TASK ITEM:
In the article about the Tripoli blasts below, write out word for word the part starting at "TRIPOLI: Fresh blasts" and ending at "targets had been.".

SELECTED TEXT Block Start

TRIPOLI: Fresh blasts rocked Tripoli on Sunday after veteran Libyan leader Moammar Qaddafi vowed never to give in to mounting calls to go into exile despite a new offensive by rebels seeking to oust him.
At least 13 explosions were heard before and just after 1 am (2300 GMT Saturday). An AFP journalist was unable to say immediately what the targets had been.
State television reported that "the colonialist crusader aggressor" had raided civilian and military sites in the Ain Zara district and in Tajoura in the eastern suburbs.
The blasts came just hours after Qaddafi had insisted in a defiant speech that he would never quit his homeland.
"They are asking me to leave. That’s a laugh. I will never leave the land of my ancestors or the people who have sacrificed themselves for me," he said in a loudspeaker address to supporters in Zawiyah, west of the capital.
"I’m ready to sacrifice myself for my people, and I will never quit this land sprinkled with the blood of my ancestors who fought Italian and British colonialists," he said.
"These rats have taken our people hostage in Benghazi, Misrata and the western mountains, using them as human shields," Qaddafi said of the rebels’ eastern stronghold and their two enclaves in the mainly government-held west.

SELECTED TEXT Block End
DATA PROVIDED Block Start

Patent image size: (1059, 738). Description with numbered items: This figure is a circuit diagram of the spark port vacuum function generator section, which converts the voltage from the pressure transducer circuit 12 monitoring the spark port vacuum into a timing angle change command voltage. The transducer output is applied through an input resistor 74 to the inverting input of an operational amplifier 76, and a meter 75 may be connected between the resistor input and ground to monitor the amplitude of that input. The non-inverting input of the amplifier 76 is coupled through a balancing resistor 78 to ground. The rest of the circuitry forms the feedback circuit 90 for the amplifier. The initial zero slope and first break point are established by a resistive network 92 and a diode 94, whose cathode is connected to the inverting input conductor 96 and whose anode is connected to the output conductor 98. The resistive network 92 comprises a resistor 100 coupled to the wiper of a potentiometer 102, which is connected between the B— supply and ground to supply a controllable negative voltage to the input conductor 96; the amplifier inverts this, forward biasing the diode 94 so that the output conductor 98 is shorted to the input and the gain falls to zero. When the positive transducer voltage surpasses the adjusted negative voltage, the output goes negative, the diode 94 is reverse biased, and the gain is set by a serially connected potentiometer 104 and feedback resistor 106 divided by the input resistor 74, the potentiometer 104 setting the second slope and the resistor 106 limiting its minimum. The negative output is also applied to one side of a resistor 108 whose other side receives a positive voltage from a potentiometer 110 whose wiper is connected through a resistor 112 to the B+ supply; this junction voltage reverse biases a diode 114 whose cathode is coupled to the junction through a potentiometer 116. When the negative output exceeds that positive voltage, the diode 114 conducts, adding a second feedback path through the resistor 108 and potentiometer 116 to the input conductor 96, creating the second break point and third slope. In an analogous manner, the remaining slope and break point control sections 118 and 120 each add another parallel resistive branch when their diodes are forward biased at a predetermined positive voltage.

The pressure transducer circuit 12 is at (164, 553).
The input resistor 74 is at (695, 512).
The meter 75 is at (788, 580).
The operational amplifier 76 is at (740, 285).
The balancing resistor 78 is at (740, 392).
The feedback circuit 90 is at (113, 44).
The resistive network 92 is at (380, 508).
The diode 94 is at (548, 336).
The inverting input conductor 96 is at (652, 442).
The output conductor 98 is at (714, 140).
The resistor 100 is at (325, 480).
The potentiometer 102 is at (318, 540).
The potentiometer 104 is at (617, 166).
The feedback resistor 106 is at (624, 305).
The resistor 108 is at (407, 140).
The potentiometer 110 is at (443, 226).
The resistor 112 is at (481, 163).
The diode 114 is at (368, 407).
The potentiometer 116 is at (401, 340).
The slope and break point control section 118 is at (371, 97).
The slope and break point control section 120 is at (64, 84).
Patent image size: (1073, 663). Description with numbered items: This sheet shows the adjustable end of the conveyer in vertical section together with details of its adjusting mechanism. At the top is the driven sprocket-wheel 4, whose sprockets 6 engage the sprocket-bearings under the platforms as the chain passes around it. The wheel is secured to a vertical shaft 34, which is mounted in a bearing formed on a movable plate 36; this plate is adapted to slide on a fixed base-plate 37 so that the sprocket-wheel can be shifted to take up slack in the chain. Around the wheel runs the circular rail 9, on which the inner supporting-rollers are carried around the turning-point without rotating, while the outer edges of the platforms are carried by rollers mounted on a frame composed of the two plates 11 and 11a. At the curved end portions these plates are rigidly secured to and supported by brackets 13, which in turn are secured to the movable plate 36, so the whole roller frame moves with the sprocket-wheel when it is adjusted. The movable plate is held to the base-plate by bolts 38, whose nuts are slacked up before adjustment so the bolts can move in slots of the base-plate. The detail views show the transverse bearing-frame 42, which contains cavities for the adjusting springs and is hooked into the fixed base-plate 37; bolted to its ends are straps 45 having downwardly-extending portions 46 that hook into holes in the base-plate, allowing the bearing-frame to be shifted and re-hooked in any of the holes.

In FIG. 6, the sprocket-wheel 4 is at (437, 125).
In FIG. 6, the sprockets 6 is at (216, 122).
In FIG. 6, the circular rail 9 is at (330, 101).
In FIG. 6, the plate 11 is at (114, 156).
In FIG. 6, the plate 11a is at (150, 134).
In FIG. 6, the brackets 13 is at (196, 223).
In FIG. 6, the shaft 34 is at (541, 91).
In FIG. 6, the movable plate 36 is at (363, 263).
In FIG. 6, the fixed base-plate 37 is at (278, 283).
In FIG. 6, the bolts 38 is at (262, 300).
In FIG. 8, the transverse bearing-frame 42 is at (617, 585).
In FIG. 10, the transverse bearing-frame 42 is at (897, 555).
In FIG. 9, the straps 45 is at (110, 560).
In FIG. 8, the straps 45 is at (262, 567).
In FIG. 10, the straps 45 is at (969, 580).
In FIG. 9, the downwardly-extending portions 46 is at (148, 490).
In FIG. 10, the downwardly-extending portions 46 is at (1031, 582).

DATA PROVIDED Block End

ANSWER BELOW:
TRIPOLI: Fresh blasts rocked Tripoli on Sunday after veteran Libyan leader Moammar Qaddafi vowed never to give in to mounting calls to go into exile despite a new offensive by rebels seeking to oust him.
At least 13 explosions were heard before and just after 1 am (2300 GMT Saturday). An AFP journalist was unable to say immediately what the targets had been.